== Stated problem ==
Go through the entries below and retype them exactly, omitting each picture.
=== Excerpted data ===
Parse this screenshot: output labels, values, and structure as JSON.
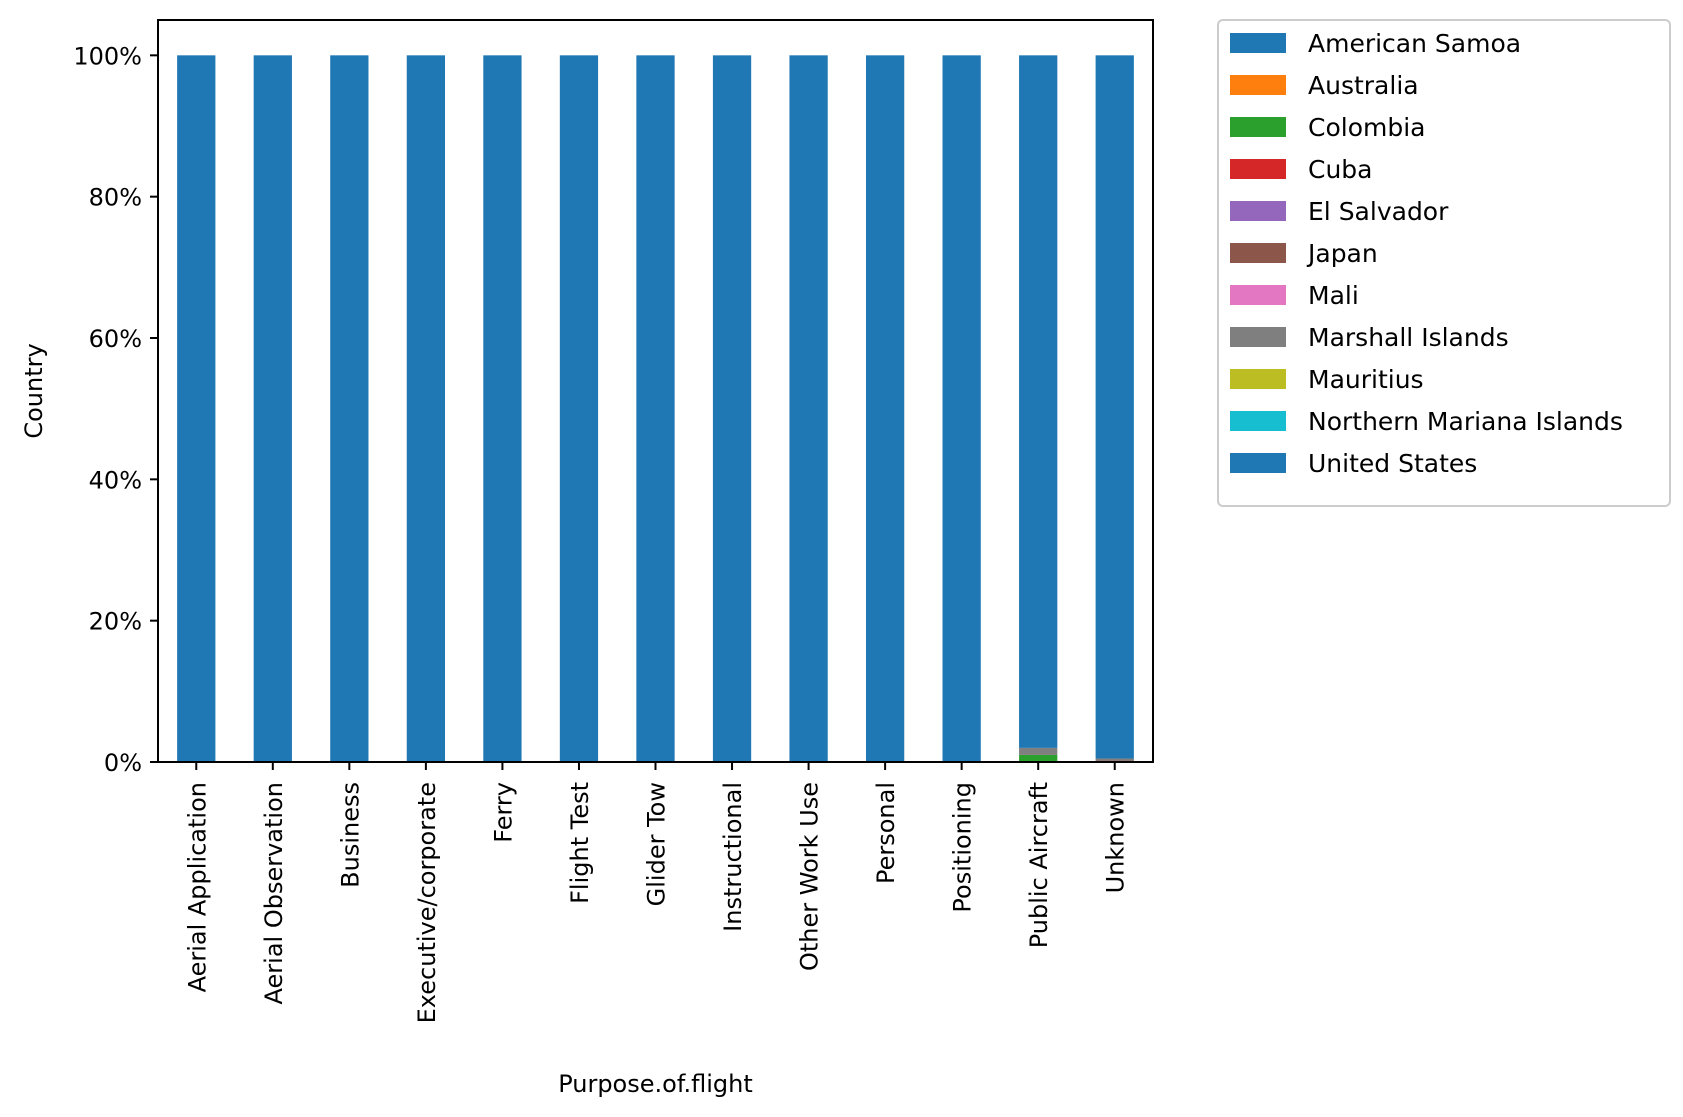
{
  "chart_data": {
    "type": "bar",
    "stacked": true,
    "title": "",
    "xlabel": "Purpose.of.flight",
    "ylabel": "Country",
    "ylim": [
      0,
      1.05
    ],
    "yticks": [
      0,
      0.2,
      0.4,
      0.6,
      0.8,
      1.0
    ],
    "ytick_labels": [
      "0%",
      "20%",
      "40%",
      "60%",
      "80%",
      "100%"
    ],
    "grid": false,
    "legend_position": "outside-top-right",
    "categories": [
      "Aerial Application",
      "Aerial Observation",
      "Business",
      "Executive/corporate",
      "Ferry",
      "Flight Test",
      "Glider Tow",
      "Instructional",
      "Other Work Use",
      "Personal",
      "Positioning",
      "Public Aircraft",
      "Unknown"
    ],
    "series": [
      {
        "name": "American Samoa",
        "color": "#1f77b4",
        "values": [
          0,
          0,
          0,
          0,
          0,
          0,
          0,
          0,
          0,
          0,
          0,
          0,
          0
        ]
      },
      {
        "name": "Australia",
        "color": "#ff7f0e",
        "values": [
          0,
          0,
          0,
          0,
          0,
          0,
          0,
          0,
          0,
          0,
          0,
          0,
          0
        ]
      },
      {
        "name": "Colombia",
        "color": "#2ca02c",
        "values": [
          0,
          0,
          0,
          0,
          0,
          0,
          0,
          0,
          0,
          0,
          0,
          0.01,
          0
        ]
      },
      {
        "name": "Cuba",
        "color": "#d62728",
        "values": [
          0,
          0,
          0,
          0,
          0,
          0,
          0,
          0,
          0,
          0,
          0,
          0,
          0
        ]
      },
      {
        "name": "El Salvador",
        "color": "#9467bd",
        "values": [
          0,
          0,
          0,
          0,
          0,
          0,
          0,
          0,
          0,
          0,
          0,
          0,
          0
        ]
      },
      {
        "name": "Japan",
        "color": "#8c564b",
        "values": [
          0,
          0,
          0,
          0,
          0,
          0,
          0,
          0,
          0,
          0,
          0,
          0,
          0.002
        ]
      },
      {
        "name": "Mali",
        "color": "#e377c2",
        "values": [
          0,
          0,
          0,
          0,
          0,
          0,
          0,
          0,
          0,
          0,
          0,
          0,
          0
        ]
      },
      {
        "name": "Marshall Islands",
        "color": "#7f7f7f",
        "values": [
          0,
          0,
          0,
          0,
          0,
          0,
          0,
          0,
          0,
          0,
          0,
          0.01,
          0.003
        ]
      },
      {
        "name": "Mauritius",
        "color": "#bcbd22",
        "values": [
          0,
          0,
          0,
          0,
          0,
          0,
          0,
          0,
          0,
          0,
          0,
          0,
          0
        ]
      },
      {
        "name": "Northern Mariana Islands",
        "color": "#17becf",
        "values": [
          0,
          0,
          0,
          0,
          0,
          0,
          0,
          0,
          0,
          0,
          0,
          0,
          0
        ]
      },
      {
        "name": "United States",
        "color": "#1f77b4",
        "values": [
          1,
          1,
          1,
          1,
          1,
          1,
          1,
          1,
          1,
          1,
          1,
          0.98,
          0.995
        ]
      }
    ]
  }
}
===
== The solution ==
Parse this screenshot: output labels, values, and structure as JSON.
{
  "chart_data": {
    "type": "bar",
    "stacked": true,
    "title": "",
    "xlabel": "Purpose.of.flight",
    "ylabel": "Country",
    "ylim": [
      0,
      1.05
    ],
    "yticks": [
      0,
      0.2,
      0.4,
      0.6,
      0.8,
      1.0
    ],
    "ytick_labels": [
      "0%",
      "20%",
      "40%",
      "60%",
      "80%",
      "100%"
    ],
    "grid": false,
    "legend_position": "outside-top-right",
    "categories": [
      "Aerial Application",
      "Aerial Observation",
      "Business",
      "Executive/corporate",
      "Ferry",
      "Flight Test",
      "Glider Tow",
      "Instructional",
      "Other Work Use",
      "Personal",
      "Positioning",
      "Public Aircraft",
      "Unknown"
    ],
    "series": [
      {
        "name": "American Samoa",
        "color": "#1f77b4",
        "values": [
          0,
          0,
          0,
          0,
          0,
          0,
          0,
          0,
          0,
          0,
          0,
          0,
          0
        ]
      },
      {
        "name": "Australia",
        "color": "#ff7f0e",
        "values": [
          0,
          0,
          0,
          0,
          0,
          0,
          0,
          0,
          0,
          0,
          0,
          0,
          0
        ]
      },
      {
        "name": "Colombia",
        "color": "#2ca02c",
        "values": [
          0,
          0,
          0,
          0,
          0,
          0,
          0,
          0,
          0,
          0,
          0,
          0.01,
          0
        ]
      },
      {
        "name": "Cuba",
        "color": "#d62728",
        "values": [
          0,
          0,
          0,
          0,
          0,
          0,
          0,
          0,
          0,
          0,
          0,
          0,
          0
        ]
      },
      {
        "name": "El Salvador",
        "color": "#9467bd",
        "values": [
          0,
          0,
          0,
          0,
          0,
          0,
          0,
          0,
          0,
          0,
          0,
          0,
          0
        ]
      },
      {
        "name": "Japan",
        "color": "#8c564b",
        "values": [
          0,
          0,
          0,
          0,
          0,
          0,
          0,
          0,
          0,
          0,
          0,
          0,
          0.002
        ]
      },
      {
        "name": "Mali",
        "color": "#e377c2",
        "values": [
          0,
          0,
          0,
          0,
          0,
          0,
          0,
          0,
          0,
          0,
          0,
          0,
          0
        ]
      },
      {
        "name": "Marshall Islands",
        "color": "#7f7f7f",
        "values": [
          0,
          0,
          0,
          0,
          0,
          0,
          0,
          0,
          0,
          0,
          0,
          0.01,
          0.003
        ]
      },
      {
        "name": "Mauritius",
        "color": "#bcbd22",
        "values": [
          0,
          0,
          0,
          0,
          0,
          0,
          0,
          0,
          0,
          0,
          0,
          0,
          0
        ]
      },
      {
        "name": "Northern Mariana Islands",
        "color": "#17becf",
        "values": [
          0,
          0,
          0,
          0,
          0,
          0,
          0,
          0,
          0,
          0,
          0,
          0,
          0
        ]
      },
      {
        "name": "United States",
        "color": "#1f77b4",
        "values": [
          1,
          1,
          1,
          1,
          1,
          1,
          1,
          1,
          1,
          1,
          1,
          0.98,
          0.995
        ]
      }
    ]
  }
}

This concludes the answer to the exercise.